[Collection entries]
▶

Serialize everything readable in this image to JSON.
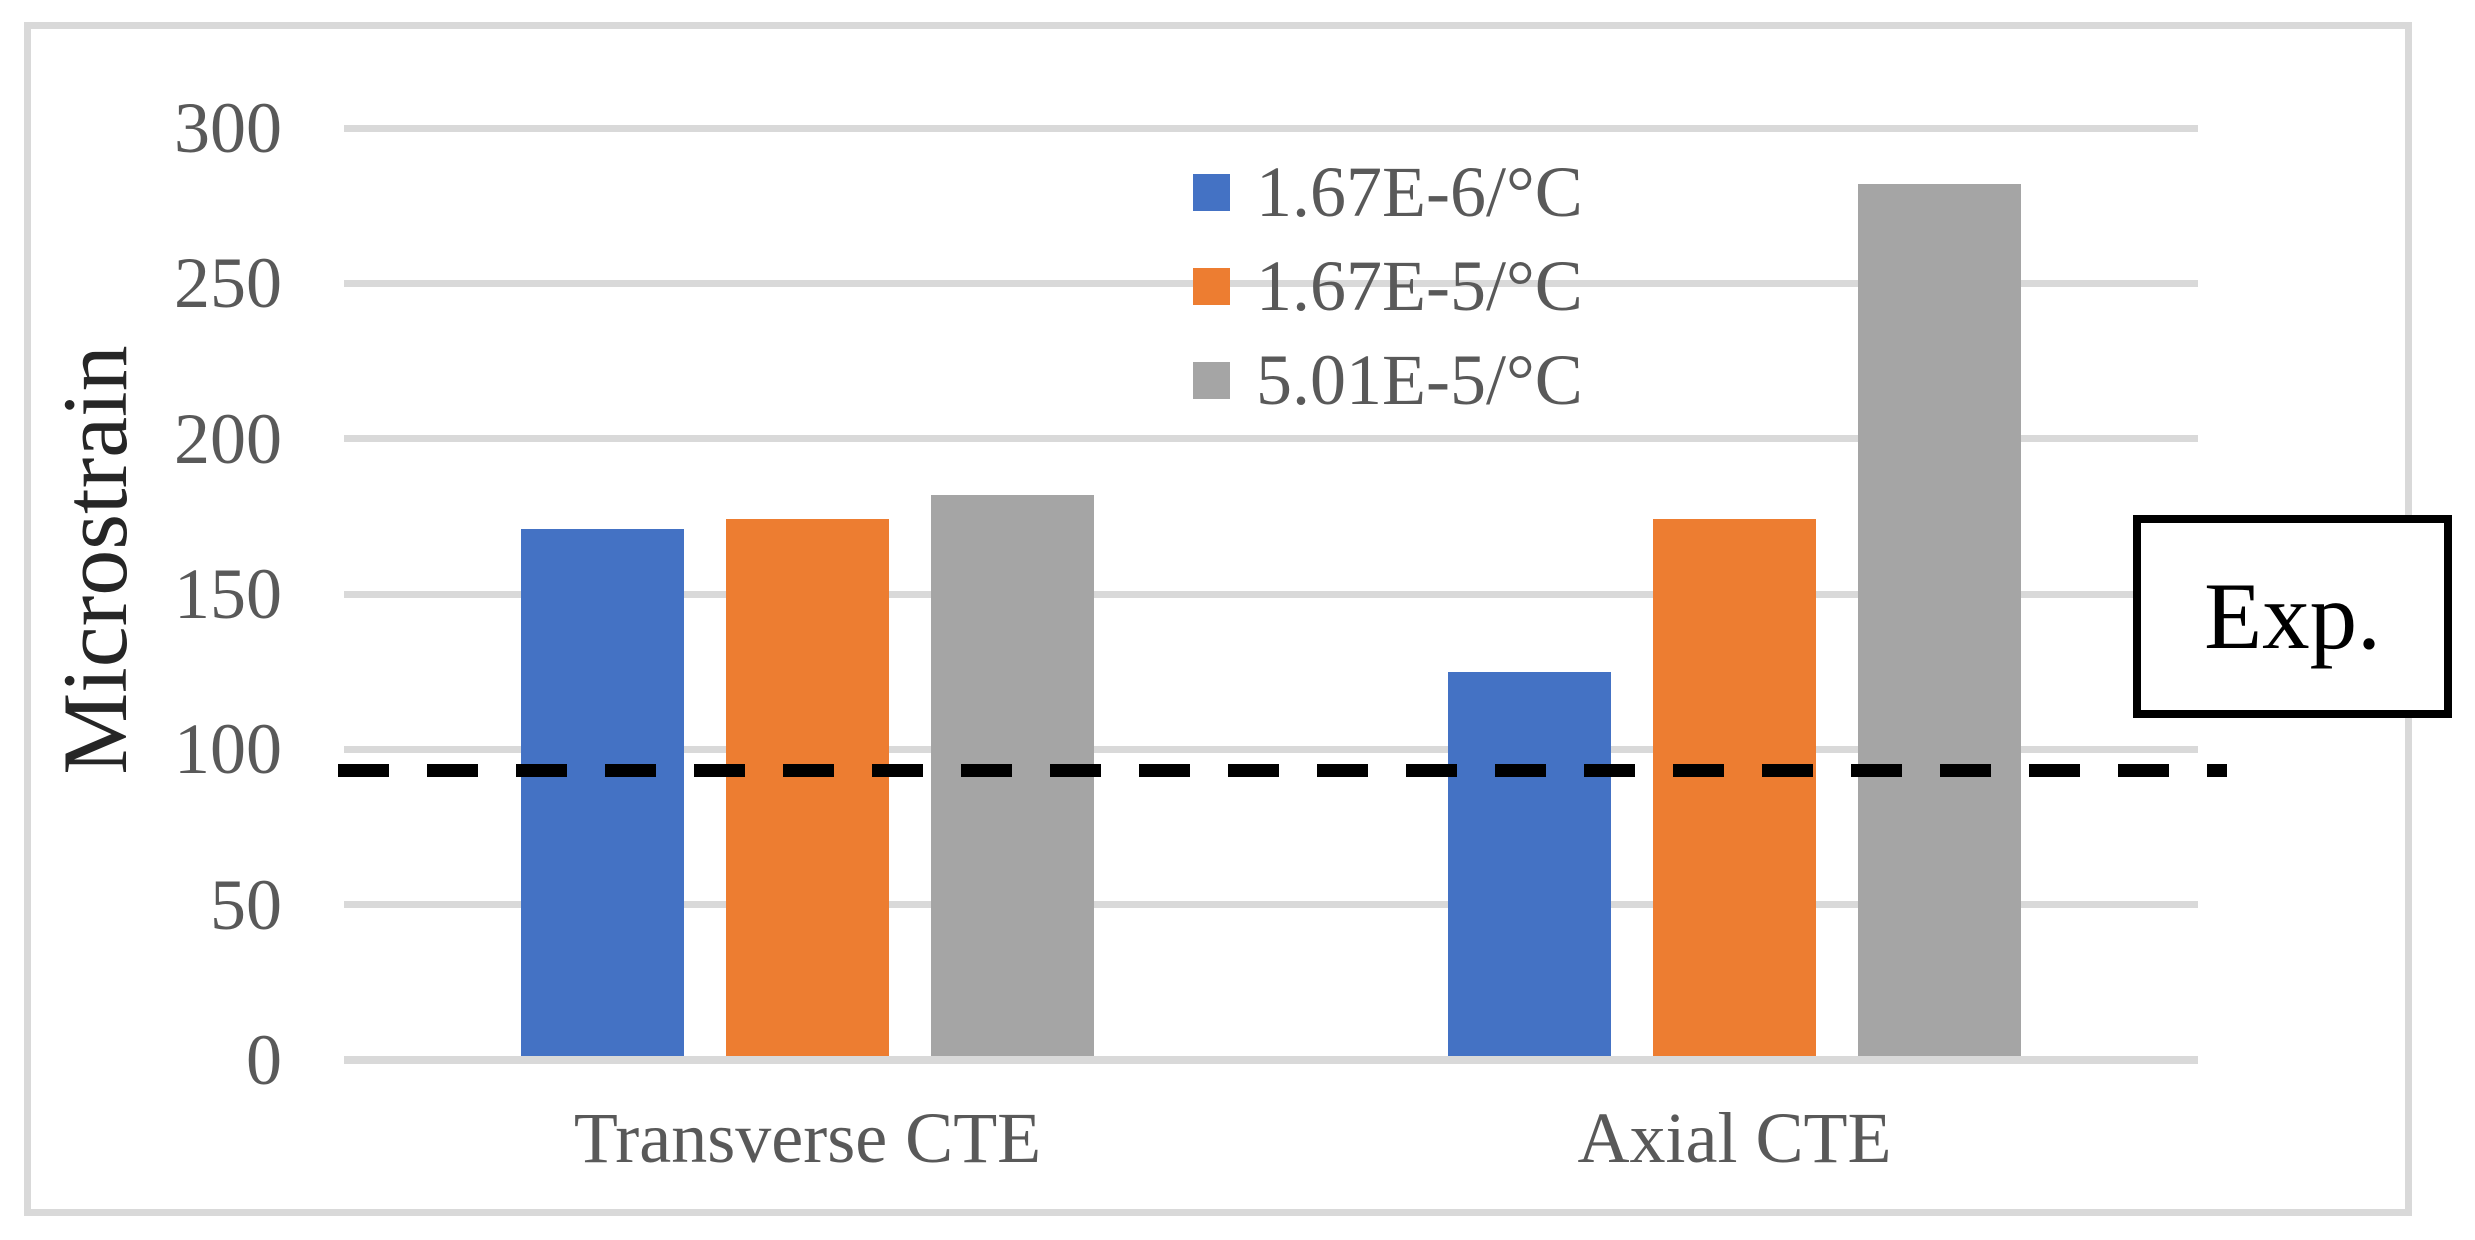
{
  "chart_data": {
    "type": "bar",
    "title": "",
    "ylabel": "Microstrain",
    "xlabel": "",
    "categories": [
      "Transverse CTE",
      "Axial CTE"
    ],
    "series": [
      {
        "name": "1.67E-6/°C",
        "color": "#4472C4",
        "values": [
          171,
          125
        ]
      },
      {
        "name": "1.67E-5/°C",
        "color": "#ED7D31",
        "values": [
          174,
          174
        ]
      },
      {
        "name": "5.01E-5/°C",
        "color": "#A5A5A5",
        "values": [
          182,
          282
        ]
      }
    ],
    "yticks": [
      0,
      50,
      100,
      150,
      200,
      250,
      300
    ],
    "ylim": [
      0,
      300
    ],
    "grid": "horizontal",
    "gridline_color": "#D9D9D9",
    "tick_label_color": "#595959",
    "legend_position": "top-center-inside",
    "reference_line": {
      "label": "Exp.",
      "value": 93,
      "style": "dashed",
      "color": "#000000"
    }
  }
}
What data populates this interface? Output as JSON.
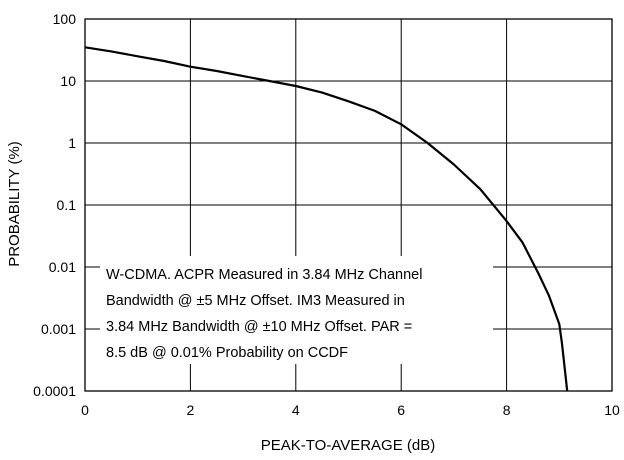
{
  "chart_data": {
    "type": "line",
    "title": "",
    "xlabel": "PEAK-TO-AVERAGE (dB)",
    "ylabel": "PROBABILITY (%)",
    "xlim": [
      0,
      10
    ],
    "ylim": [
      0.0001,
      100
    ],
    "yscale": "log",
    "grid": true,
    "x_ticks": [
      "0",
      "2",
      "4",
      "6",
      "8",
      "10"
    ],
    "y_ticks": [
      "100",
      "10",
      "1",
      "0.1",
      "0.01",
      "0.001",
      "0.0001"
    ],
    "annotation": [
      "W-CDMA. ACPR Measured in 3.84 MHz Channel",
      "Bandwidth @ ±5 MHz Offset. IM3 Measured in",
      "3.84 MHz Bandwidth @ ±10 MHz Offset. PAR =",
      "8.5 dB @ 0.01% Probability on CCDF"
    ],
    "series": [
      {
        "x": [
          0,
          0.5,
          1,
          1.5,
          2,
          2.5,
          3,
          3.5,
          4,
          4.5,
          5,
          5.5,
          6,
          6.5,
          7,
          7.5,
          8,
          8.3,
          8.6,
          8.8,
          9.0,
          9.05,
          9.15
        ],
        "y": [
          35,
          30,
          25,
          21,
          17,
          14.5,
          12,
          10,
          8.3,
          6.5,
          4.7,
          3.3,
          2.0,
          1.0,
          0.45,
          0.18,
          0.055,
          0.025,
          0.008,
          0.0035,
          0.0012,
          0.0006,
          0.0001
        ]
      }
    ]
  }
}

◀

▶ **Problem description**
Every entry above is to be set down exactly; the pictures are to be left out.

▶ **Right answer**
Serialize everything readable in this image to JSON.
{
  "chart_data": {
    "type": "bar",
    "title": "",
    "ylabel": "Microstrain",
    "xlabel": "",
    "categories": [
      "Transverse CTE",
      "Axial CTE"
    ],
    "series": [
      {
        "name": "1.67E-6/°C",
        "color": "#4472C4",
        "values": [
          171,
          125
        ]
      },
      {
        "name": "1.67E-5/°C",
        "color": "#ED7D31",
        "values": [
          174,
          174
        ]
      },
      {
        "name": "5.01E-5/°C",
        "color": "#A5A5A5",
        "values": [
          182,
          282
        ]
      }
    ],
    "yticks": [
      0,
      50,
      100,
      150,
      200,
      250,
      300
    ],
    "ylim": [
      0,
      300
    ],
    "grid": "horizontal",
    "gridline_color": "#D9D9D9",
    "tick_label_color": "#595959",
    "legend_position": "top-center-inside",
    "reference_line": {
      "label": "Exp.",
      "value": 93,
      "style": "dashed",
      "color": "#000000"
    }
  }
}
What data populates this interface? Output as JSON.
{
  "chart_data": {
    "type": "line",
    "title": "",
    "xlabel": "PEAK-TO-AVERAGE (dB)",
    "ylabel": "PROBABILITY (%)",
    "xlim": [
      0,
      10
    ],
    "ylim": [
      0.0001,
      100
    ],
    "yscale": "log",
    "grid": true,
    "x_ticks": [
      "0",
      "2",
      "4",
      "6",
      "8",
      "10"
    ],
    "y_ticks": [
      "100",
      "10",
      "1",
      "0.1",
      "0.01",
      "0.001",
      "0.0001"
    ],
    "annotation": [
      "W-CDMA. ACPR Measured in 3.84 MHz Channel",
      "Bandwidth @ ±5 MHz Offset. IM3 Measured in",
      "3.84 MHz Bandwidth @ ±10 MHz Offset. PAR =",
      "8.5 dB @ 0.01% Probability on CCDF"
    ],
    "series": [
      {
        "x": [
          0,
          0.5,
          1,
          1.5,
          2,
          2.5,
          3,
          3.5,
          4,
          4.5,
          5,
          5.5,
          6,
          6.5,
          7,
          7.5,
          8,
          8.3,
          8.6,
          8.8,
          9.0,
          9.05,
          9.15
        ],
        "y": [
          35,
          30,
          25,
          21,
          17,
          14.5,
          12,
          10,
          8.3,
          6.5,
          4.7,
          3.3,
          2.0,
          1.0,
          0.45,
          0.18,
          0.055,
          0.025,
          0.008,
          0.0035,
          0.0012,
          0.0006,
          0.0001
        ]
      }
    ]
  }
}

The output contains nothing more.